**What to work on**
Copy all of the material exactly. Pictures are not to appear in the copy.

**Data excerpts**
----------

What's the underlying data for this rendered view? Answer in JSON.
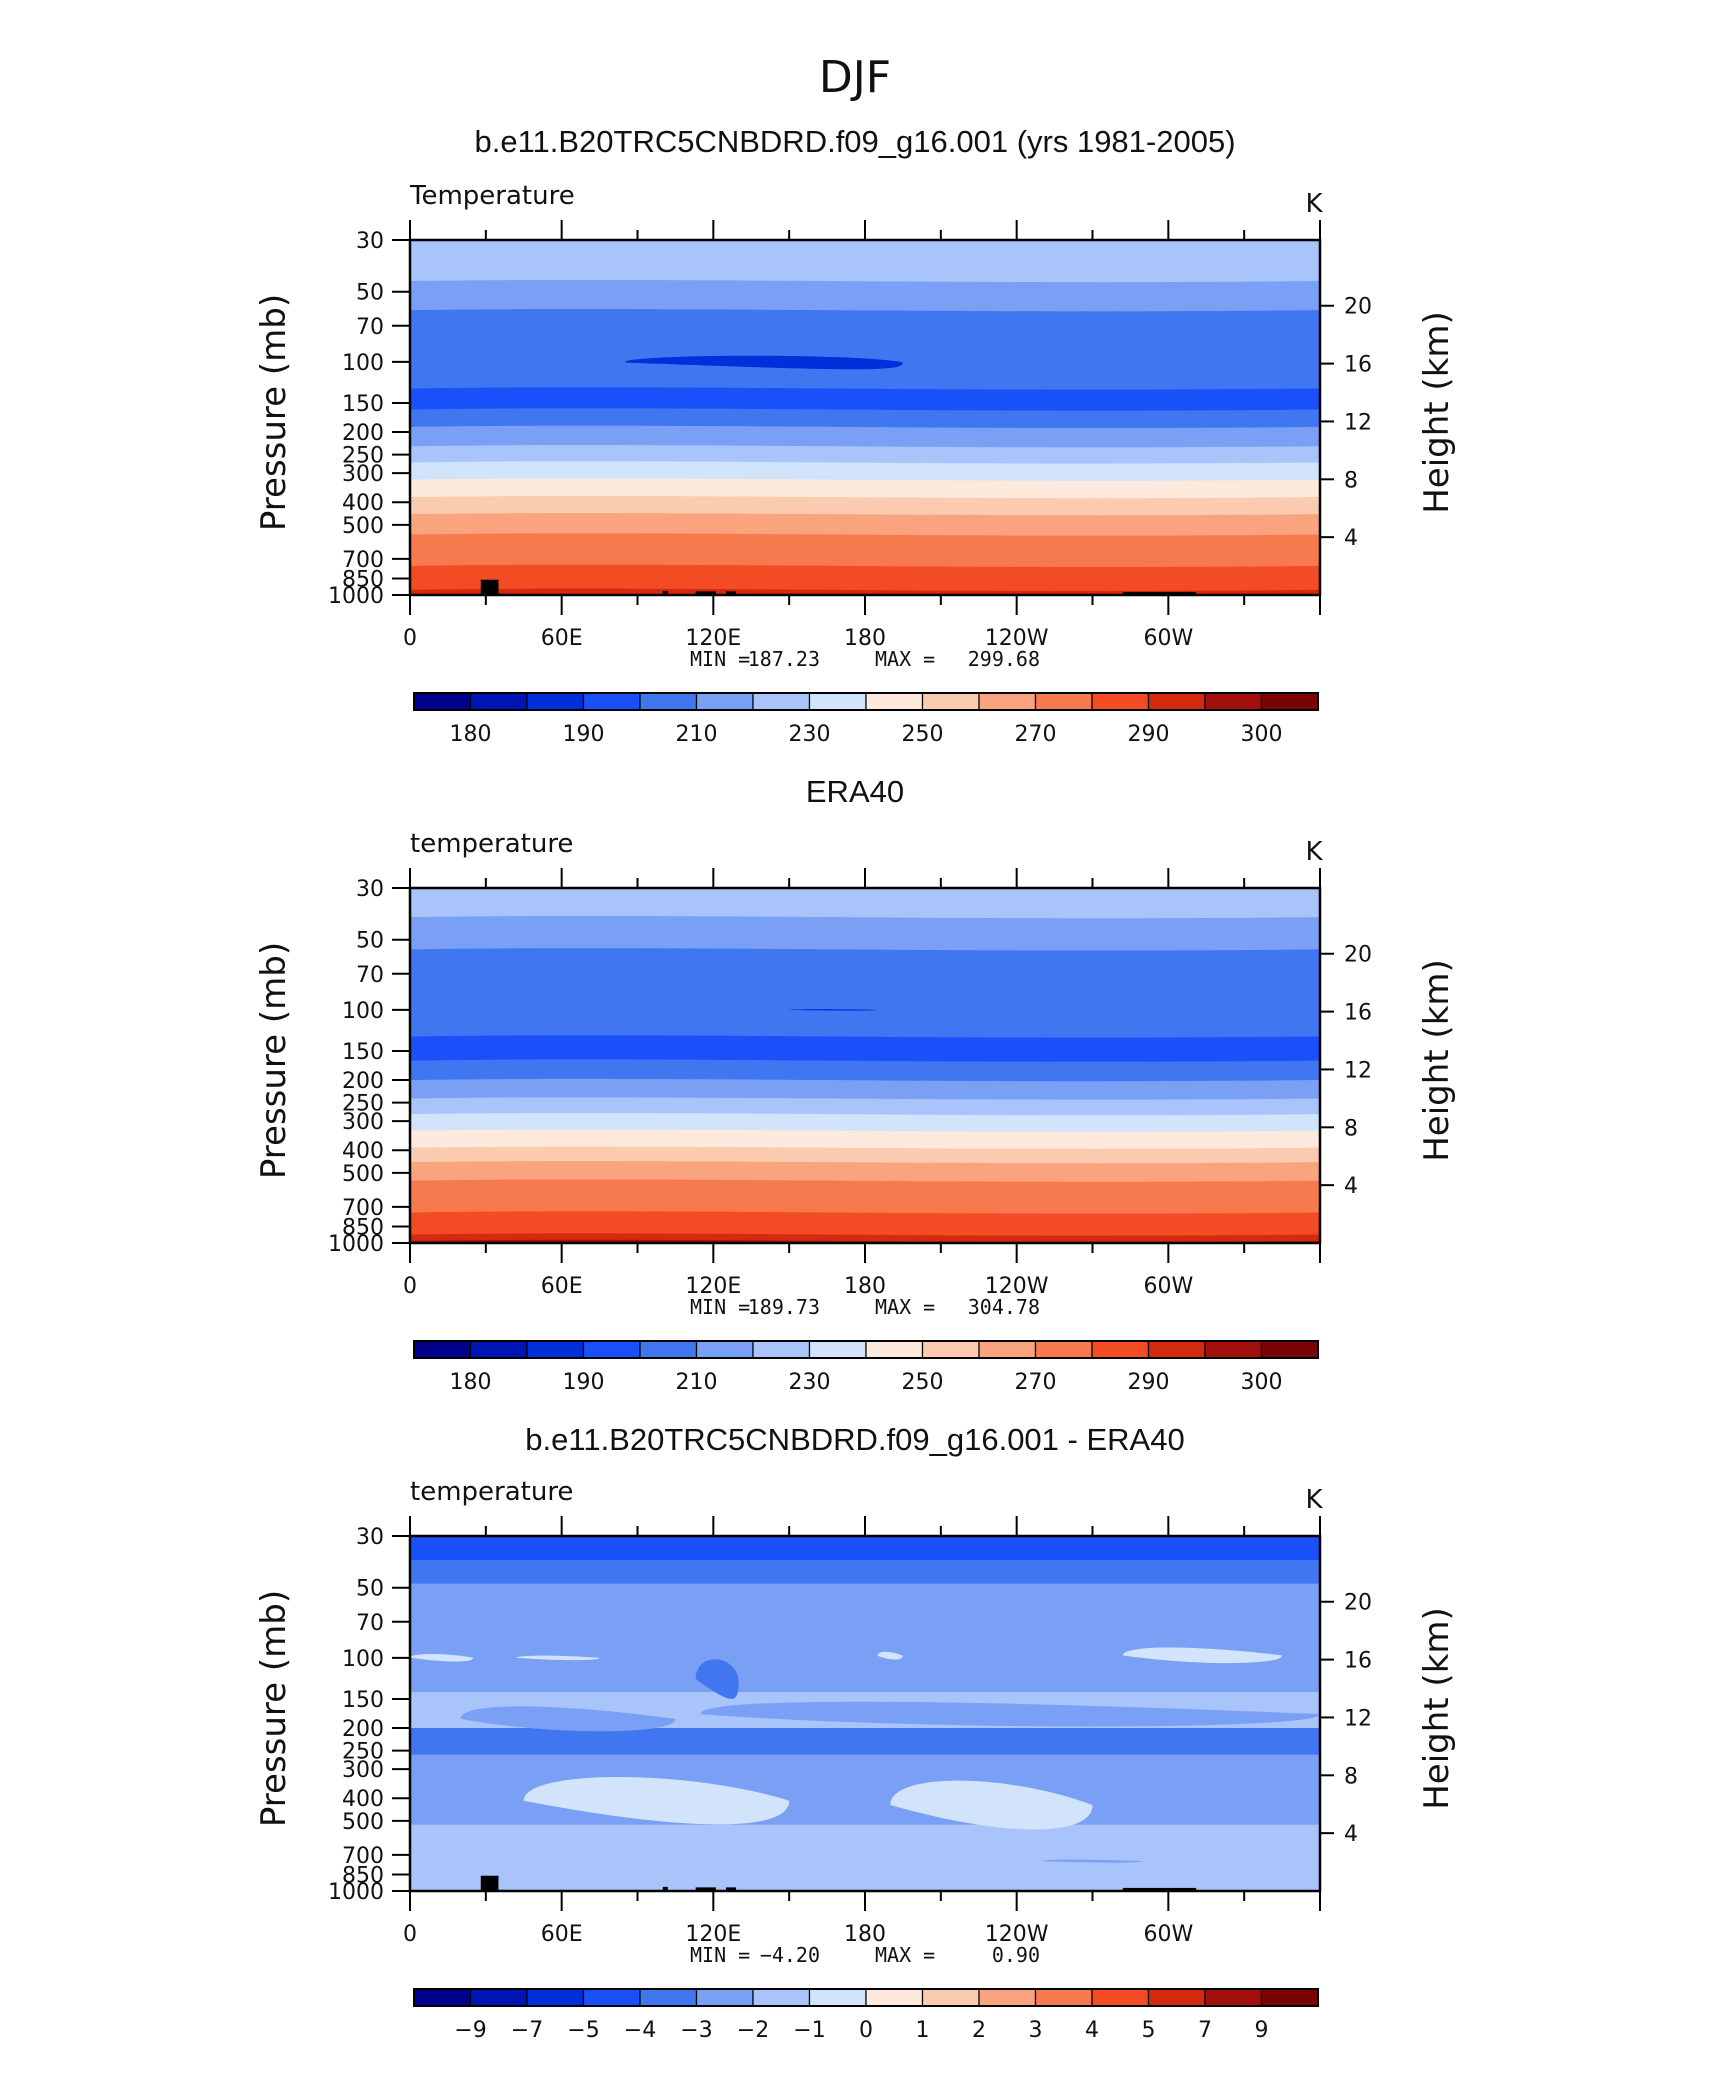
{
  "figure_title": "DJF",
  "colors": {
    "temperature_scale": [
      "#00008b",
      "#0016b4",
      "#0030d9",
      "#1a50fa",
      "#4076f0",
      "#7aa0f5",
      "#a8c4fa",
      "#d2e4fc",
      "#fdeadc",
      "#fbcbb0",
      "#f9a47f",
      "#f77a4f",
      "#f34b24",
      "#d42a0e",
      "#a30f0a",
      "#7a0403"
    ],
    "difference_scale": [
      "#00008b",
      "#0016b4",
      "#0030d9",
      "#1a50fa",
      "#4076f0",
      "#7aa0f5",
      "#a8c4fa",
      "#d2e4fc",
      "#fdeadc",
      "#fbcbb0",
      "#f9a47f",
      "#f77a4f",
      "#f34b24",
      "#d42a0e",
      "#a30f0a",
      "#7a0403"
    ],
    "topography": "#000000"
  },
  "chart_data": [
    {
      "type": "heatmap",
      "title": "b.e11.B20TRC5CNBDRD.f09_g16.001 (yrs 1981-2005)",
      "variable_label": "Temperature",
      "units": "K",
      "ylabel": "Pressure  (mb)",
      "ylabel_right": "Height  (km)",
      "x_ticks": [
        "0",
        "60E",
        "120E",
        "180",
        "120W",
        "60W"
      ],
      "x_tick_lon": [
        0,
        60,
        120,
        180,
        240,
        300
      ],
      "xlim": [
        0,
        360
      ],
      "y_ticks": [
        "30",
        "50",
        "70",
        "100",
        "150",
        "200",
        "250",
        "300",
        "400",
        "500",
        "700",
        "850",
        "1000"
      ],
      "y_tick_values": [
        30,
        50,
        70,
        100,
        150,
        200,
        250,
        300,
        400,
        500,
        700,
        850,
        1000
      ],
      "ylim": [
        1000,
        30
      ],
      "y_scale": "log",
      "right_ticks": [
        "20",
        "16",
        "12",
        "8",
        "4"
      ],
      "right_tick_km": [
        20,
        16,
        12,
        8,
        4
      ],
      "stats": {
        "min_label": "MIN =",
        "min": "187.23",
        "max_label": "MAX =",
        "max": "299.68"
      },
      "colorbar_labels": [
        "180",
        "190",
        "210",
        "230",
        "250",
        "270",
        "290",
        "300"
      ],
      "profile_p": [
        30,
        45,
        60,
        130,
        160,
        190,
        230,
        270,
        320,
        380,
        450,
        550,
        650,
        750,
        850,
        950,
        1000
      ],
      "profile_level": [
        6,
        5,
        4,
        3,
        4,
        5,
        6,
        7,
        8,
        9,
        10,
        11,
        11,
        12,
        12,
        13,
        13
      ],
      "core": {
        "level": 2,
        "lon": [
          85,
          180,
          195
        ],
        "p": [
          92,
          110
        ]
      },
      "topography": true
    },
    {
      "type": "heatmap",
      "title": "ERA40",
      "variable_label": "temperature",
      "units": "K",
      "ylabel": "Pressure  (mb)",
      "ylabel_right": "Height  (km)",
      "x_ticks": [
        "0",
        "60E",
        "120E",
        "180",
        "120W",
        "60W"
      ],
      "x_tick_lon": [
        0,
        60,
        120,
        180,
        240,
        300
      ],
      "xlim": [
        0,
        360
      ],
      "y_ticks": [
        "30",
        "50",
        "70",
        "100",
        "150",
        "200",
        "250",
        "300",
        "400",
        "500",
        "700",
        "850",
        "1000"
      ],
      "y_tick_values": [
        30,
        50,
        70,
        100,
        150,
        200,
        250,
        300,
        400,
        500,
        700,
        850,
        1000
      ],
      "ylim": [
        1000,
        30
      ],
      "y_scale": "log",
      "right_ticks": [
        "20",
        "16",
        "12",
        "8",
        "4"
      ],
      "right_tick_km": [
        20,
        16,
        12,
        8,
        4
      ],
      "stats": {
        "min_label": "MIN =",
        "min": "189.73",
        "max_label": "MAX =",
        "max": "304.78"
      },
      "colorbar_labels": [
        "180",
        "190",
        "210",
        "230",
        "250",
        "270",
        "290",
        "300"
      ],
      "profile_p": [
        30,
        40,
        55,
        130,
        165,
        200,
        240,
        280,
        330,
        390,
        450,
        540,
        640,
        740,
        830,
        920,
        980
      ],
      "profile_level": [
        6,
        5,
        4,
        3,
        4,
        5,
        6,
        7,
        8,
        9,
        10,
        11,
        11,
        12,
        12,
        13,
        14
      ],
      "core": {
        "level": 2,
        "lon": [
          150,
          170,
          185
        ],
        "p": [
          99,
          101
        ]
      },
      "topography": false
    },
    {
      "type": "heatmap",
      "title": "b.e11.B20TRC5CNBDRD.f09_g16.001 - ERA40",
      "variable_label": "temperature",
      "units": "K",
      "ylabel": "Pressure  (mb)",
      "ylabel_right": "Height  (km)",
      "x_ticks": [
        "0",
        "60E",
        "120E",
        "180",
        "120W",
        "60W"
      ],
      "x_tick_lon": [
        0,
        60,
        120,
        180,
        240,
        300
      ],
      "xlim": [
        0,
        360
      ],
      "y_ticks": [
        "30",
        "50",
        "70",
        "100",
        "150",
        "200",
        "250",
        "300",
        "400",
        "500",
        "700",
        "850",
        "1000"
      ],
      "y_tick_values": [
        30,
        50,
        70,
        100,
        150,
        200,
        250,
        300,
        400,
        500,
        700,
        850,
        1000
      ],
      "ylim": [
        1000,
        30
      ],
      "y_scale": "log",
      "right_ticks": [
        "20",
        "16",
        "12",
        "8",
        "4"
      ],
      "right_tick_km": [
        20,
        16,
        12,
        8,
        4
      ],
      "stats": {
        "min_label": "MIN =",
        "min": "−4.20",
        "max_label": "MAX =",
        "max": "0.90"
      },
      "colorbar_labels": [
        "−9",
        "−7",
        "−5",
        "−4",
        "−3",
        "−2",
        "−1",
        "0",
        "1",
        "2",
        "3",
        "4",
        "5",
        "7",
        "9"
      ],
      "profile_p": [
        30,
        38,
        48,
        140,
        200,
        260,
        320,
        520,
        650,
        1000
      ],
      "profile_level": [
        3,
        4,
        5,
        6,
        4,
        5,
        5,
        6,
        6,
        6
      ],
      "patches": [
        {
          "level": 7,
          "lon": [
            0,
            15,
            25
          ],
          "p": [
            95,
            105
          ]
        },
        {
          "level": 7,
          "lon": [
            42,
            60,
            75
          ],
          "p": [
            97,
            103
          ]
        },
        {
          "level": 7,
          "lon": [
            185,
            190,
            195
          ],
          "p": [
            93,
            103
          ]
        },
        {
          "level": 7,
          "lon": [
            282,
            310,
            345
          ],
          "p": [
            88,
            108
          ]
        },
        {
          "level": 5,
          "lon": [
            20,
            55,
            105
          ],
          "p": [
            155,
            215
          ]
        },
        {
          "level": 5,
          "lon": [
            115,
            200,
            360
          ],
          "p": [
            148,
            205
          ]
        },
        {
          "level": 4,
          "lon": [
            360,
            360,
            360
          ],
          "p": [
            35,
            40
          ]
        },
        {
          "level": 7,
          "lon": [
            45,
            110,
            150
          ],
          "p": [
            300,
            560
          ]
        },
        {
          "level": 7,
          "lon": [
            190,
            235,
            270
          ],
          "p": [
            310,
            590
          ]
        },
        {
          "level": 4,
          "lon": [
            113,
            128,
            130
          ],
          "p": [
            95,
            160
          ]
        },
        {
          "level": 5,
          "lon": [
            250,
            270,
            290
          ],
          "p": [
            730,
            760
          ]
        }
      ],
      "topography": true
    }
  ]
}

----------

**Answer below**
What's the underlying data for this rendered view? Answer in JSON.
{
  "figure_title": "DJF",
  "colors": {
    "temperature_scale": [
      "#00008b",
      "#0016b4",
      "#0030d9",
      "#1a50fa",
      "#4076f0",
      "#7aa0f5",
      "#a8c4fa",
      "#d2e4fc",
      "#fdeadc",
      "#fbcbb0",
      "#f9a47f",
      "#f77a4f",
      "#f34b24",
      "#d42a0e",
      "#a30f0a",
      "#7a0403"
    ],
    "difference_scale": [
      "#00008b",
      "#0016b4",
      "#0030d9",
      "#1a50fa",
      "#4076f0",
      "#7aa0f5",
      "#a8c4fa",
      "#d2e4fc",
      "#fdeadc",
      "#fbcbb0",
      "#f9a47f",
      "#f77a4f",
      "#f34b24",
      "#d42a0e",
      "#a30f0a",
      "#7a0403"
    ],
    "topography": "#000000"
  },
  "chart_data": [
    {
      "type": "heatmap",
      "title": "b.e11.B20TRC5CNBDRD.f09_g16.001 (yrs 1981-2005)",
      "variable_label": "Temperature",
      "units": "K",
      "ylabel": "Pressure  (mb)",
      "ylabel_right": "Height  (km)",
      "x_ticks": [
        "0",
        "60E",
        "120E",
        "180",
        "120W",
        "60W"
      ],
      "x_tick_lon": [
        0,
        60,
        120,
        180,
        240,
        300
      ],
      "xlim": [
        0,
        360
      ],
      "y_ticks": [
        "30",
        "50",
        "70",
        "100",
        "150",
        "200",
        "250",
        "300",
        "400",
        "500",
        "700",
        "850",
        "1000"
      ],
      "y_tick_values": [
        30,
        50,
        70,
        100,
        150,
        200,
        250,
        300,
        400,
        500,
        700,
        850,
        1000
      ],
      "ylim": [
        1000,
        30
      ],
      "y_scale": "log",
      "right_ticks": [
        "20",
        "16",
        "12",
        "8",
        "4"
      ],
      "right_tick_km": [
        20,
        16,
        12,
        8,
        4
      ],
      "stats": {
        "min_label": "MIN =",
        "min": "187.23",
        "max_label": "MAX =",
        "max": "299.68"
      },
      "colorbar_labels": [
        "180",
        "190",
        "210",
        "230",
        "250",
        "270",
        "290",
        "300"
      ],
      "profile_p": [
        30,
        45,
        60,
        130,
        160,
        190,
        230,
        270,
        320,
        380,
        450,
        550,
        650,
        750,
        850,
        950,
        1000
      ],
      "profile_level": [
        6,
        5,
        4,
        3,
        4,
        5,
        6,
        7,
        8,
        9,
        10,
        11,
        11,
        12,
        12,
        13,
        13
      ],
      "core": {
        "level": 2,
        "lon": [
          85,
          180,
          195
        ],
        "p": [
          92,
          110
        ]
      },
      "topography": true
    },
    {
      "type": "heatmap",
      "title": "ERA40",
      "variable_label": "temperature",
      "units": "K",
      "ylabel": "Pressure  (mb)",
      "ylabel_right": "Height  (km)",
      "x_ticks": [
        "0",
        "60E",
        "120E",
        "180",
        "120W",
        "60W"
      ],
      "x_tick_lon": [
        0,
        60,
        120,
        180,
        240,
        300
      ],
      "xlim": [
        0,
        360
      ],
      "y_ticks": [
        "30",
        "50",
        "70",
        "100",
        "150",
        "200",
        "250",
        "300",
        "400",
        "500",
        "700",
        "850",
        "1000"
      ],
      "y_tick_values": [
        30,
        50,
        70,
        100,
        150,
        200,
        250,
        300,
        400,
        500,
        700,
        850,
        1000
      ],
      "ylim": [
        1000,
        30
      ],
      "y_scale": "log",
      "right_ticks": [
        "20",
        "16",
        "12",
        "8",
        "4"
      ],
      "right_tick_km": [
        20,
        16,
        12,
        8,
        4
      ],
      "stats": {
        "min_label": "MIN =",
        "min": "189.73",
        "max_label": "MAX =",
        "max": "304.78"
      },
      "colorbar_labels": [
        "180",
        "190",
        "210",
        "230",
        "250",
        "270",
        "290",
        "300"
      ],
      "profile_p": [
        30,
        40,
        55,
        130,
        165,
        200,
        240,
        280,
        330,
        390,
        450,
        540,
        640,
        740,
        830,
        920,
        980
      ],
      "profile_level": [
        6,
        5,
        4,
        3,
        4,
        5,
        6,
        7,
        8,
        9,
        10,
        11,
        11,
        12,
        12,
        13,
        14
      ],
      "core": {
        "level": 2,
        "lon": [
          150,
          170,
          185
        ],
        "p": [
          99,
          101
        ]
      },
      "topography": false
    },
    {
      "type": "heatmap",
      "title": "b.e11.B20TRC5CNBDRD.f09_g16.001 - ERA40",
      "variable_label": "temperature",
      "units": "K",
      "ylabel": "Pressure  (mb)",
      "ylabel_right": "Height  (km)",
      "x_ticks": [
        "0",
        "60E",
        "120E",
        "180",
        "120W",
        "60W"
      ],
      "x_tick_lon": [
        0,
        60,
        120,
        180,
        240,
        300
      ],
      "xlim": [
        0,
        360
      ],
      "y_ticks": [
        "30",
        "50",
        "70",
        "100",
        "150",
        "200",
        "250",
        "300",
        "400",
        "500",
        "700",
        "850",
        "1000"
      ],
      "y_tick_values": [
        30,
        50,
        70,
        100,
        150,
        200,
        250,
        300,
        400,
        500,
        700,
        850,
        1000
      ],
      "ylim": [
        1000,
        30
      ],
      "y_scale": "log",
      "right_ticks": [
        "20",
        "16",
        "12",
        "8",
        "4"
      ],
      "right_tick_km": [
        20,
        16,
        12,
        8,
        4
      ],
      "stats": {
        "min_label": "MIN =",
        "min": "−4.20",
        "max_label": "MAX =",
        "max": "0.90"
      },
      "colorbar_labels": [
        "−9",
        "−7",
        "−5",
        "−4",
        "−3",
        "−2",
        "−1",
        "0",
        "1",
        "2",
        "3",
        "4",
        "5",
        "7",
        "9"
      ],
      "profile_p": [
        30,
        38,
        48,
        140,
        200,
        260,
        320,
        520,
        650,
        1000
      ],
      "profile_level": [
        3,
        4,
        5,
        6,
        4,
        5,
        5,
        6,
        6,
        6
      ],
      "patches": [
        {
          "level": 7,
          "lon": [
            0,
            15,
            25
          ],
          "p": [
            95,
            105
          ]
        },
        {
          "level": 7,
          "lon": [
            42,
            60,
            75
          ],
          "p": [
            97,
            103
          ]
        },
        {
          "level": 7,
          "lon": [
            185,
            190,
            195
          ],
          "p": [
            93,
            103
          ]
        },
        {
          "level": 7,
          "lon": [
            282,
            310,
            345
          ],
          "p": [
            88,
            108
          ]
        },
        {
          "level": 5,
          "lon": [
            20,
            55,
            105
          ],
          "p": [
            155,
            215
          ]
        },
        {
          "level": 5,
          "lon": [
            115,
            200,
            360
          ],
          "p": [
            148,
            205
          ]
        },
        {
          "level": 4,
          "lon": [
            360,
            360,
            360
          ],
          "p": [
            35,
            40
          ]
        },
        {
          "level": 7,
          "lon": [
            45,
            110,
            150
          ],
          "p": [
            300,
            560
          ]
        },
        {
          "level": 7,
          "lon": [
            190,
            235,
            270
          ],
          "p": [
            310,
            590
          ]
        },
        {
          "level": 4,
          "lon": [
            113,
            128,
            130
          ],
          "p": [
            95,
            160
          ]
        },
        {
          "level": 5,
          "lon": [
            250,
            270,
            290
          ],
          "p": [
            730,
            760
          ]
        }
      ],
      "topography": true
    }
  ]
}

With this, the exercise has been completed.